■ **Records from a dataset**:
——————
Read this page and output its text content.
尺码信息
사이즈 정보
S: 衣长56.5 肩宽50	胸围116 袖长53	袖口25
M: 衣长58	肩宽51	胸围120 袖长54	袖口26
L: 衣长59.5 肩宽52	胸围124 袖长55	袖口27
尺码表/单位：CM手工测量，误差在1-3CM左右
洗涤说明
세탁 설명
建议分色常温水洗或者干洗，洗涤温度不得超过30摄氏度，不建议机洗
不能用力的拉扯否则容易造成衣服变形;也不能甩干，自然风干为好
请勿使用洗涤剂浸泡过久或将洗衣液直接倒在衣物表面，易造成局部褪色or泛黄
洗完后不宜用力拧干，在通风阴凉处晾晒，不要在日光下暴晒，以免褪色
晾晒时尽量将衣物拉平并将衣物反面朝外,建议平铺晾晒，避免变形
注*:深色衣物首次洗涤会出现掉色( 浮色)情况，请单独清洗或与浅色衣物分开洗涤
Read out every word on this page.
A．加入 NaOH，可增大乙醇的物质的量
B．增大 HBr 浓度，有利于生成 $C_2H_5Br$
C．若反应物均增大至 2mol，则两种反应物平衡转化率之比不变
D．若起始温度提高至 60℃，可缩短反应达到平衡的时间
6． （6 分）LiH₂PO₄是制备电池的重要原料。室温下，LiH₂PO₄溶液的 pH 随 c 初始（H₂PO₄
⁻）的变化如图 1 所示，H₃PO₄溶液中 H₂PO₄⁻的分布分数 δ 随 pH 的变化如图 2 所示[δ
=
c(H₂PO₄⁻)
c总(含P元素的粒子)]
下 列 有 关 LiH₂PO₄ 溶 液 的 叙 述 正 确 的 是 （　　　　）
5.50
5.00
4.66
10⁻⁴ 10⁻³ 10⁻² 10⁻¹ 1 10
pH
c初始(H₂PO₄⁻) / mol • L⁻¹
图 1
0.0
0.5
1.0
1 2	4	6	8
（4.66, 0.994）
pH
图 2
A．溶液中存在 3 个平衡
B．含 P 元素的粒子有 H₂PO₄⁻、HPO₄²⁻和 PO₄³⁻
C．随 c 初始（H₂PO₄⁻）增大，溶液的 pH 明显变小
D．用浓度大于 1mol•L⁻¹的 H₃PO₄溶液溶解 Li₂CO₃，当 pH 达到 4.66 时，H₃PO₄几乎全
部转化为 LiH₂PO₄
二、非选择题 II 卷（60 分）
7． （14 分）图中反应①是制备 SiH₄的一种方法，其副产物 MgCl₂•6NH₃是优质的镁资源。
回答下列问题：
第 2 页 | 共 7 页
——————
■ **Exercise brief**: Exactly repeat the lines from the line that contains "Read out every word on this page." to the end of the entries, both included, and leave out all other lines.

■ **Written answer**:
Read out every word on this page.
A．加入 NaOH，可增大乙醇的物质的量
B．增大 HBr 浓度，有利于生成 $C_2H_5Br$
C．若反应物均增大至 2mol，则两种反应物平衡转化率之比不变
D．若起始温度提高至 60℃，可缩短反应达到平衡的时间
6． （6 分）LiH₂PO₄是制备电池的重要原料。室温下，LiH₂PO₄溶液的 pH 随 c 初始（H₂PO₄
⁻）的变化如图 1 所示，H₃PO₄溶液中 H₂PO₄⁻的分布分数 δ 随 pH 的变化如图 2 所示[δ
=
c(H₂PO₄⁻)
c总(含P元素的粒子)]
下 列 有 关 LiH₂PO₄ 溶 液 的 叙 述 正 确 的 是 （　　　　）
5.50
5.00
4.66
10⁻⁴ 10⁻³ 10⁻² 10⁻¹ 1 10
pH
c初始(H₂PO₄⁻) / mol • L⁻¹
图 1
0.0
0.5
1.0
1 2	4	6	8
（4.66, 0.994）
pH
图 2
A．溶液中存在 3 个平衡
B．含 P 元素的粒子有 H₂PO₄⁻、HPO₄²⁻和 PO₄³⁻
C．随 c 初始（H₂PO₄⁻）增大，溶液的 pH 明显变小
D．用浓度大于 1mol•L⁻¹的 H₃PO₄溶液溶解 Li₂CO₃，当 pH 达到 4.66 时，H₃PO₄几乎全
部转化为 LiH₂PO₄
二、非选择题 II 卷（60 分）
7． （14 分）图中反应①是制备 SiH₄的一种方法，其副产物 MgCl₂•6NH₃是优质的镁资源。
回答下列问题：
第 2 页 | 共 7 页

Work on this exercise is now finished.